Material for this task:
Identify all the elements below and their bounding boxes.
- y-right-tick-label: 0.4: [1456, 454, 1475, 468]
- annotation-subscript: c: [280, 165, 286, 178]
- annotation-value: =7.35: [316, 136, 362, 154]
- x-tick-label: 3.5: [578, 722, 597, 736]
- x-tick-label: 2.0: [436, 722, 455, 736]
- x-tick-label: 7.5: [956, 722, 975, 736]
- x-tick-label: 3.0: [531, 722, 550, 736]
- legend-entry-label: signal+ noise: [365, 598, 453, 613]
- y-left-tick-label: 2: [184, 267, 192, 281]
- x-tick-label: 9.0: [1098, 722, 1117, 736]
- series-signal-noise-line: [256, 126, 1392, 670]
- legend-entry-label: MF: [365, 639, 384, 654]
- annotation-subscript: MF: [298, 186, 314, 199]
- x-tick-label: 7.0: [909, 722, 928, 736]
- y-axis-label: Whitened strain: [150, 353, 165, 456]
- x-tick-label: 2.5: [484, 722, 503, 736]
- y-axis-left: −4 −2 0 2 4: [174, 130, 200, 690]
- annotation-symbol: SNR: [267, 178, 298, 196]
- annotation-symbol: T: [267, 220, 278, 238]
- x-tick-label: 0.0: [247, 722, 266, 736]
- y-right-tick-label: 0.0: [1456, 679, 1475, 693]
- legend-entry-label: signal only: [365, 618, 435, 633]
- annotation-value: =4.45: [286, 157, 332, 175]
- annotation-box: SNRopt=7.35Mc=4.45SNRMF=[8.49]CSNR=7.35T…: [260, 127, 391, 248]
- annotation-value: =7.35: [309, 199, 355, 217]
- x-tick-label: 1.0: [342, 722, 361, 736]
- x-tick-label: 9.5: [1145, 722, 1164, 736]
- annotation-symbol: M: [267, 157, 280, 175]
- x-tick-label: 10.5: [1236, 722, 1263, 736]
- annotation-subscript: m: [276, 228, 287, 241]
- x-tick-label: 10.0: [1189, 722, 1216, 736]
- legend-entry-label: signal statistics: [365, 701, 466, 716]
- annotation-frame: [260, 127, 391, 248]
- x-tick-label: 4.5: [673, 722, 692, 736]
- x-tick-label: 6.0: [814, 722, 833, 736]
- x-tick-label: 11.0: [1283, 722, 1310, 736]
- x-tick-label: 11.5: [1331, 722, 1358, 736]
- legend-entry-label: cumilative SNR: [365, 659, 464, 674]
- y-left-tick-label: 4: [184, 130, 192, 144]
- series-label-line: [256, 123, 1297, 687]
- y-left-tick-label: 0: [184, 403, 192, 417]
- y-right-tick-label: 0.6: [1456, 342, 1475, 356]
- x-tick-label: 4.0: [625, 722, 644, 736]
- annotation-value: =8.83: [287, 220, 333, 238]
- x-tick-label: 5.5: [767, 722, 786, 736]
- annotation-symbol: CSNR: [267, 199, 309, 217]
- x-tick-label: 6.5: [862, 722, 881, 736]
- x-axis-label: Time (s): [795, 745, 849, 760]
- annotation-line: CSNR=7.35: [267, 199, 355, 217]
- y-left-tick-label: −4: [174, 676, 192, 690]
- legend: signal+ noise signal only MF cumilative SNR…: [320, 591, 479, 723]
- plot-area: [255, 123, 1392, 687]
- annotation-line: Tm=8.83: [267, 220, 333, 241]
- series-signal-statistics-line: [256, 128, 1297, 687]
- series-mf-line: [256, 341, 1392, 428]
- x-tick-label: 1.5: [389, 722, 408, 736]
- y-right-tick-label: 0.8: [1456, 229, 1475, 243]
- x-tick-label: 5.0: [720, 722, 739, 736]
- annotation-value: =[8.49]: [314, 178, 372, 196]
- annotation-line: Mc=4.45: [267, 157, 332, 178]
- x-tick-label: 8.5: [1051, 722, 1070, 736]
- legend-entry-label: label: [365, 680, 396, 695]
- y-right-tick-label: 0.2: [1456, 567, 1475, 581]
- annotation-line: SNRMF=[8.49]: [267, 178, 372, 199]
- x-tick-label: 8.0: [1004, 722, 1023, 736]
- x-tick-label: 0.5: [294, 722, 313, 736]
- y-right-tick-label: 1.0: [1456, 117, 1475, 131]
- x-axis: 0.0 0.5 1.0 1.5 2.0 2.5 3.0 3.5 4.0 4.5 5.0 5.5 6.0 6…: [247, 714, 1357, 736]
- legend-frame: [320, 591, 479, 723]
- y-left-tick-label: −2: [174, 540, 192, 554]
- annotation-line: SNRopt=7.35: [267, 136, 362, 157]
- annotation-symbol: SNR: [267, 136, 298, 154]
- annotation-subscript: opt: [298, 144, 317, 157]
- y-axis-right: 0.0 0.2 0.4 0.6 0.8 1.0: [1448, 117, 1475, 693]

What is asked:
Put each line from the start of the records through the line containing "- x-tick-label: 11.0: [1283, 722, 1310, 736]", inclusive, into a JSON list of strings, one string per line, with blank lines left out.

Task response:
[
  "Identify all the elements below and their bounding boxes.",
  "- y-right-tick-label: 0.4: [1456, 454, 1475, 468]",
  "- annotation-subscript: c: [280, 165, 286, 178]",
  "- annotation-value: =7.35: [316, 136, 362, 154]",
  "- x-tick-label: 3.5: [578, 722, 597, 736]",
  "- x-tick-label: 2.0: [436, 722, 455, 736]",
  "- x-tick-label: 7.5: [956, 722, 975, 736]",
  "- x-tick-label: 3.0: [531, 722, 550, 736]",
  "- legend-entry-label: signal+ noise: [365, 598, 453, 613]",
  "- y-left-tick-label: 2: [184, 267, 192, 281]",
  "- x-tick-label: 9.0: [1098, 722, 1117, 736]",
  "- series-signal-noise-line: [256, 126, 1392, 670]",
  "- legend-entry-label: MF: [365, 639, 384, 654]",
  "- annotation-subscript: MF: [298, 186, 314, 199]",
  "- x-tick-label: 7.0: [909, 722, 928, 736]",
  "- y-axis-label: Whitened strain: [150, 353, 165, 456]",
  "- x-tick-label: 2.5: [484, 722, 503, 736]",
  "- y-axis-left: −4 −2 0 2 4: [174, 130, 200, 690]",
  "- annotation-symbol: SNR: [267, 178, 298, 196]",
  "- annotation-symbol: T: [267, 220, 278, 238]",
  "- x-tick-label: 0.0: [247, 722, 266, 736]",
  "- y-right-tick-label: 0.0: [1456, 679, 1475, 693]",
  "- legend-entry-label: signal only: [365, 618, 435, 633]",
  "- annotation-value: =4.45: [286, 157, 332, 175]",
  "- annotation-box: SNRopt=7.35Mc=4.45SNRMF=[8.49]CSNR=7.35T…: [260, 127, 391, 248]",
  "- annotation-value: =7.35: [309, 199, 355, 217]",
  "- x-tick-label: 1.0: [342, 722, 361, 736]",
  "- x-tick-label: 9.5: [1145, 722, 1164, 736]",
  "- annotation-symbol: M: [267, 157, 280, 175]",
  "- x-tick-label: 10.5: [1236, 722, 1263, 736]",
  "- annotation-subscript: m: [276, 228, 287, 241]",
  "- x-tick-label: 10.0: [1189, 722, 1216, 736]",
  "- legend-entry-label: signal statistics: [365, 701, 466, 716]",
  "- annotation-frame: [260, 127, 391, 248]",
  "- x-tick-label: 4.5: [673, 722, 692, 736]",
  "- x-tick-label: 6.0: [814, 722, 833, 736]",
  "- x-tick-label: 11.0: [1283, 722, 1310, 736]"
]